Goal:
Pictures do not belong in the copy, so please give every entry below again exactly.

(Stored data)
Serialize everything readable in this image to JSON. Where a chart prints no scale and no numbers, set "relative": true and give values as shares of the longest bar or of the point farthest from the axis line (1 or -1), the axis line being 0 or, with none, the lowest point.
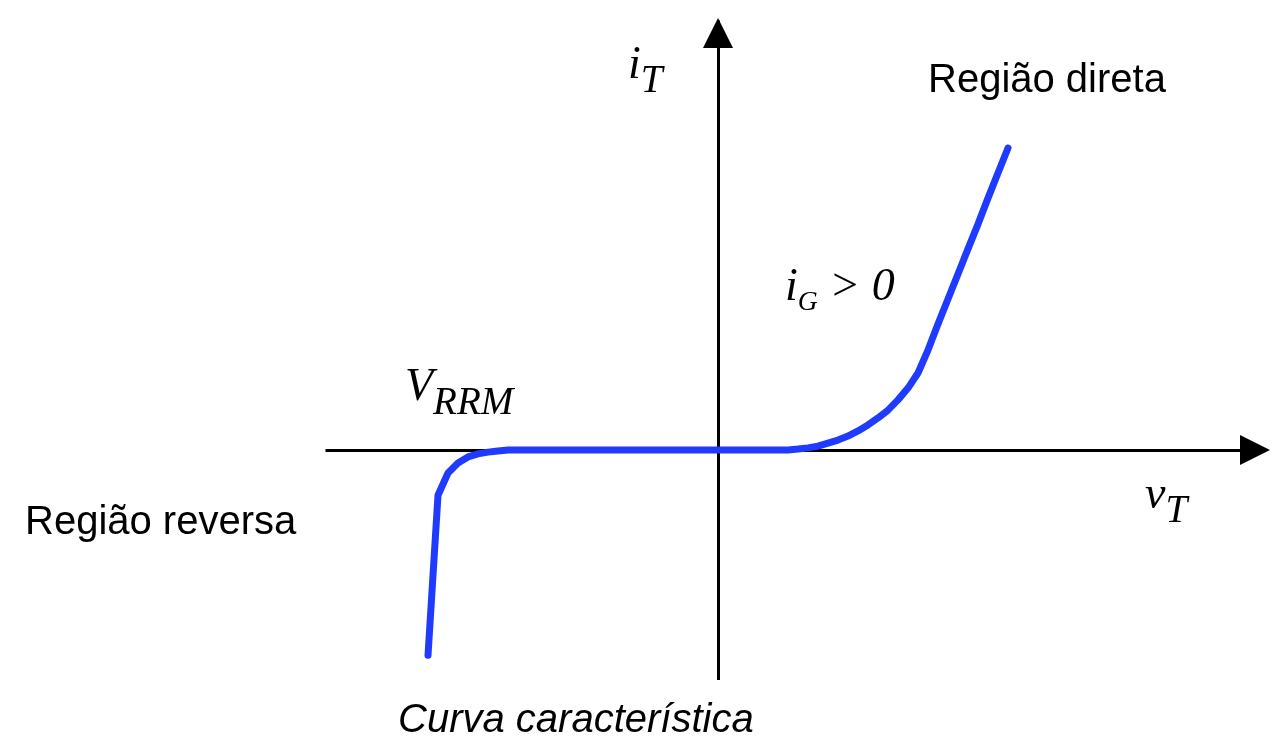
{
  "chart_data": {
    "type": "line",
    "relative": true,
    "color": "#1f3bff",
    "xlabel": "v$_{T}$",
    "ylabel": "i$_{T}$",
    "annotations": [
      "Região direta",
      "i$_{G}$ > 0",
      "V$_{RRM}$",
      "Região reversa",
      "Curva característica"
    ],
    "categories": [
      null,
      null,
      null,
      null,
      null,
      null,
      null,
      null,
      null,
      null,
      null,
      null,
      null,
      null,
      null,
      null,
      null,
      null,
      null,
      null,
      null,
      null,
      null,
      null,
      null,
      null,
      null,
      null,
      null,
      null,
      null,
      null,
      null,
      null,
      null,
      null,
      null,
      null,
      null,
      null,
      null,
      null,
      null,
      null,
      null,
      null,
      null,
      null,
      null,
      null,
      null,
      null,
      null,
      null,
      null,
      null,
      null,
      null,
      null
    ],
    "values": [
      -0.68,
      -0.15,
      -0.076,
      -0.043,
      -0.023,
      -0.013,
      -0.007,
      -0.003,
      0,
      0,
      0,
      0,
      0,
      0,
      0,
      0,
      0,
      0,
      0,
      0,
      0,
      0,
      0,
      0,
      0,
      0,
      0,
      0,
      0,
      0,
      0,
      0,
      0,
      0,
      0,
      0,
      0,
      0.003,
      0.007,
      0.013,
      0.023,
      0.033,
      0.046,
      0.063,
      0.083,
      0.106,
      0.132,
      0.166,
      0.205,
      0.255,
      0.331,
      0.417,
      0.5,
      0.583,
      0.666,
      0.748,
      0.834,
      0.917,
      1
    ]
  }
}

Problem solution:
Serialize everything readable in this image to JSON. Where a chart prints no scale and no numbers, set "relative": true and give values as shares of the longest bar or of the point farthest from the axis line (1 or -1), the axis line being 0 or, with none, the lowest point.
{
  "chart_data": {
    "type": "line",
    "relative": true,
    "color": "#1f3bff",
    "xlabel": "v$_{T}$",
    "ylabel": "i$_{T}$",
    "annotations": [
      "Região direta",
      "i$_{G}$ > 0",
      "V$_{RRM}$",
      "Região reversa",
      "Curva característica"
    ],
    "categories": [
      null,
      null,
      null,
      null,
      null,
      null,
      null,
      null,
      null,
      null,
      null,
      null,
      null,
      null,
      null,
      null,
      null,
      null,
      null,
      null,
      null,
      null,
      null,
      null,
      null,
      null,
      null,
      null,
      null,
      null,
      null,
      null,
      null,
      null,
      null,
      null,
      null,
      null,
      null,
      null,
      null,
      null,
      null,
      null,
      null,
      null,
      null,
      null,
      null,
      null,
      null,
      null,
      null,
      null,
      null,
      null,
      null,
      null,
      null
    ],
    "values": [
      -0.68,
      -0.15,
      -0.076,
      -0.043,
      -0.023,
      -0.013,
      -0.007,
      -0.003,
      0,
      0,
      0,
      0,
      0,
      0,
      0,
      0,
      0,
      0,
      0,
      0,
      0,
      0,
      0,
      0,
      0,
      0,
      0,
      0,
      0,
      0,
      0,
      0,
      0,
      0,
      0,
      0,
      0,
      0.003,
      0.007,
      0.013,
      0.023,
      0.033,
      0.046,
      0.063,
      0.083,
      0.106,
      0.132,
      0.166,
      0.205,
      0.255,
      0.331,
      0.417,
      0.5,
      0.583,
      0.666,
      0.748,
      0.834,
      0.917,
      1
    ]
  }
}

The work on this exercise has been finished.